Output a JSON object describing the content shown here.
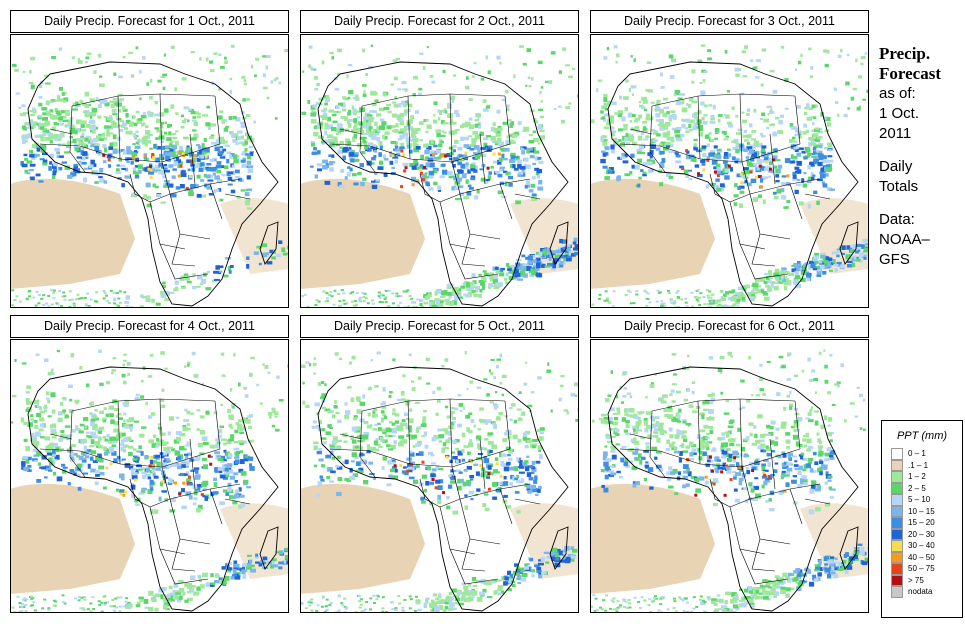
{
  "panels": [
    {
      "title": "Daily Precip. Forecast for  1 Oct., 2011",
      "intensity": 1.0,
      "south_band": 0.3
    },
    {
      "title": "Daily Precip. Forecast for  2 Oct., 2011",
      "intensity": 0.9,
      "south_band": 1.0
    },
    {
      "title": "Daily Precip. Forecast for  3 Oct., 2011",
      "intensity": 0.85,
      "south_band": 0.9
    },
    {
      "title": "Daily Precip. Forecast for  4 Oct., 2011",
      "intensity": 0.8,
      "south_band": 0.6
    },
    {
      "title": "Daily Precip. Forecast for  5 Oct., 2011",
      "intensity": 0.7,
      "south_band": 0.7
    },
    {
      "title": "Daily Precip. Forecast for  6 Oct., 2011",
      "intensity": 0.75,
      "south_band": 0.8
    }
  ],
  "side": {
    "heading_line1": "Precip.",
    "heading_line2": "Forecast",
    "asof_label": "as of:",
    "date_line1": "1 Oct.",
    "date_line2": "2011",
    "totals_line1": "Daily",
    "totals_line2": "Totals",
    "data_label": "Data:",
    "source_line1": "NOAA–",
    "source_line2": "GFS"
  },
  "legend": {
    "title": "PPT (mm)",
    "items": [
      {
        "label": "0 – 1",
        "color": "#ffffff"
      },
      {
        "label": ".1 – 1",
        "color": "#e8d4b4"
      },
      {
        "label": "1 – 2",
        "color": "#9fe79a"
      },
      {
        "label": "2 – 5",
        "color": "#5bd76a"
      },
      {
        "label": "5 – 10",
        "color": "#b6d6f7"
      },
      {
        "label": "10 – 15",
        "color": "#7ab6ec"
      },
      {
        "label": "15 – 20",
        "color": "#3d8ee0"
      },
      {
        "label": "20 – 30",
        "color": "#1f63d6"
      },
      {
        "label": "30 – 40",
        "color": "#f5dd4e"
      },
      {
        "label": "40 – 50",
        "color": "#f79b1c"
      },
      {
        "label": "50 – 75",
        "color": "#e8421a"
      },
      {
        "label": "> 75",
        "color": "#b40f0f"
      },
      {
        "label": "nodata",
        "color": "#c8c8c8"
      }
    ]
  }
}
━━━━
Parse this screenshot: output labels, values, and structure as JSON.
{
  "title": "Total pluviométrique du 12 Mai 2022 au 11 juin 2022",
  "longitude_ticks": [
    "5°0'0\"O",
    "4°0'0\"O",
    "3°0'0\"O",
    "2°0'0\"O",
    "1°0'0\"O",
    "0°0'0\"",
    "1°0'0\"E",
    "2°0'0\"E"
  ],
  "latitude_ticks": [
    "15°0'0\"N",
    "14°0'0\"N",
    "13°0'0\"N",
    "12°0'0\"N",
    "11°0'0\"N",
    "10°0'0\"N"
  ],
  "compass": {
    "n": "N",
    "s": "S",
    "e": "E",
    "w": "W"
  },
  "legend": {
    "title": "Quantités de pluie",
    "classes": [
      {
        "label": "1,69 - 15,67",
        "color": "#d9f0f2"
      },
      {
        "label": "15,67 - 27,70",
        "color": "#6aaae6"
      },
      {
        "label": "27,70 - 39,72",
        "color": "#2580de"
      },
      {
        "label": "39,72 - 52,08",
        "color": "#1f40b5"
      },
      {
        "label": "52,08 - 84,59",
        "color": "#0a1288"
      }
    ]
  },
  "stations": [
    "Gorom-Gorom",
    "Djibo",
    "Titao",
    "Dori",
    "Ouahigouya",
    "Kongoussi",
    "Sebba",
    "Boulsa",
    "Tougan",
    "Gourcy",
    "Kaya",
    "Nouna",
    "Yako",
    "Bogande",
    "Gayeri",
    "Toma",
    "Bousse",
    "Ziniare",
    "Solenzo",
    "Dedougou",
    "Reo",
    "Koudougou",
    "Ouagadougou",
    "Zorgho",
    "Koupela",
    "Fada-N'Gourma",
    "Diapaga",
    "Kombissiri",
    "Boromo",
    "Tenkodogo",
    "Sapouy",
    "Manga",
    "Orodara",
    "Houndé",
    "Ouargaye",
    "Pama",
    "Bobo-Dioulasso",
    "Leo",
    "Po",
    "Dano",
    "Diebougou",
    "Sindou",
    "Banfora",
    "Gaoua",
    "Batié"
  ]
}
━━━━
[Work to complete]:
List the lines that contain the word "intensity".

[Finished task]:
      "intensity": 1.0,
      "intensity": 0.9,
      "intensity": 0.85,
      "intensity": 0.8,
      "intensity": 0.7,
      "intensity": 0.75,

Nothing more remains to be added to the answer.